Start of Dataset entries

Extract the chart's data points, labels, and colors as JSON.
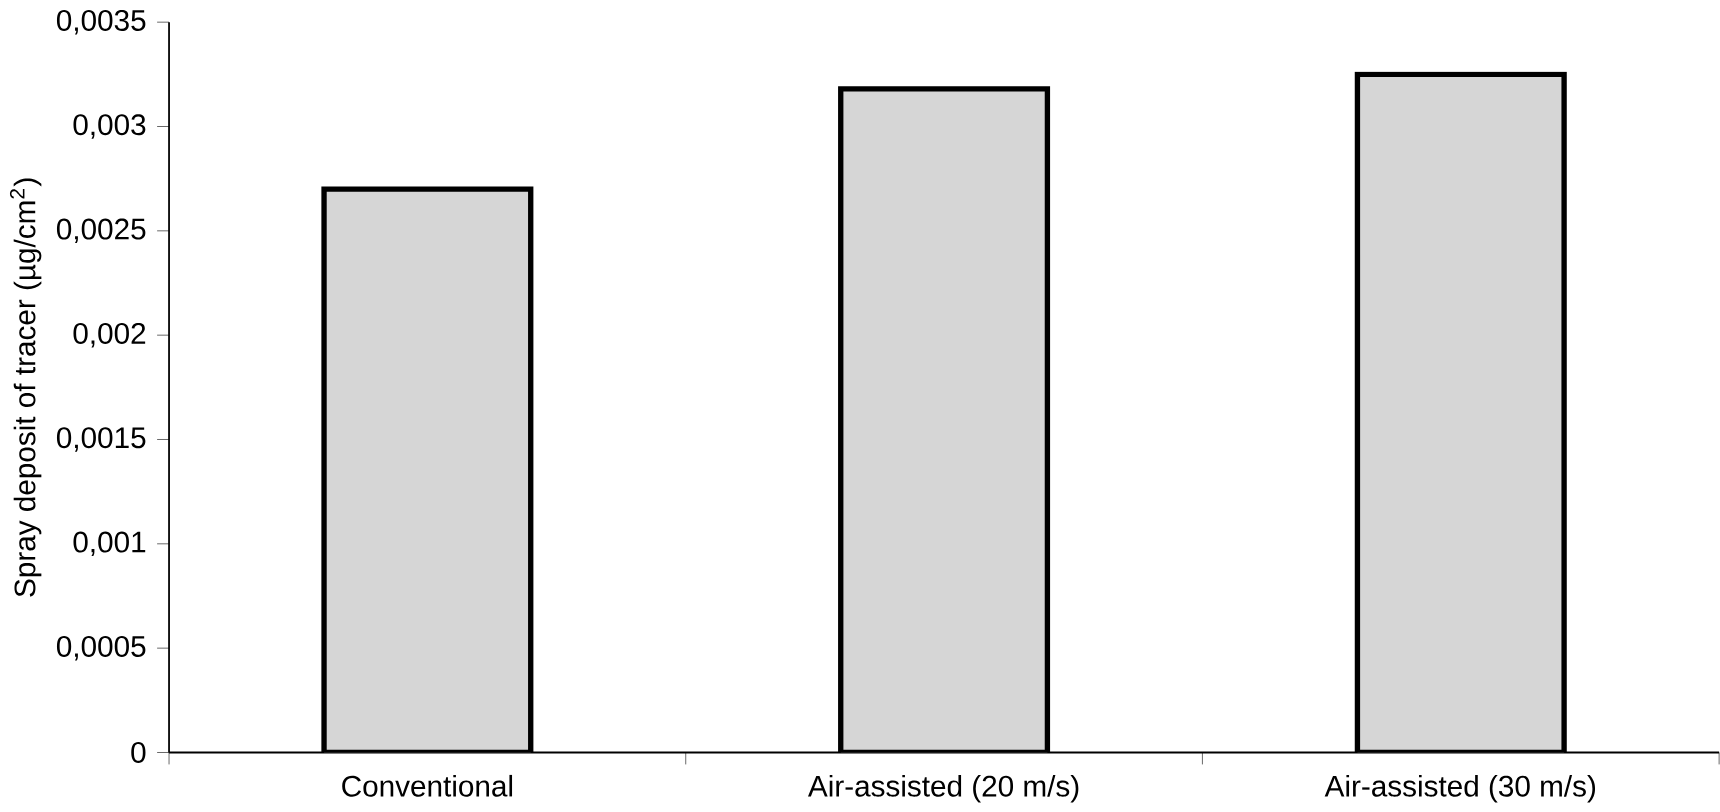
{
  "chart_data": {
    "type": "bar",
    "ylabel": "Spray deposit of  tracer  (µg/cm$^{2}$)",
    "categories": [
      "Conventional",
      "Air-assisted (20 m/s)",
      "Air-assisted (30 m/s)"
    ],
    "values": [
      0.0027,
      0.00318,
      0.00325
    ],
    "color": "#d6d6d6",
    "ylim": [
      0,
      0.0035
    ],
    "yticks": [
      0,
      {
        "value": 0.0005,
        "label": "0,0005"
      },
      {
        "value": 0.001,
        "label": "0,001"
      },
      {
        "value": 0.0015,
        "label": "0,0015"
      },
      {
        "value": 0.002,
        "label": "0,002"
      },
      {
        "value": 0.0025,
        "label": "0,0025"
      },
      {
        "value": 0.003,
        "label": "0,003"
      },
      {
        "value": 0.0035,
        "label": "0,0035"
      }
    ],
    "grid": false
  }
}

End of Dataset entries

*Given problem:*
Which lines above hold the word "assisted"? Copy each of them.

*Exercise result:*
      "Air-assisted (20 m/s)",
      "Air-assisted (30 m/s)"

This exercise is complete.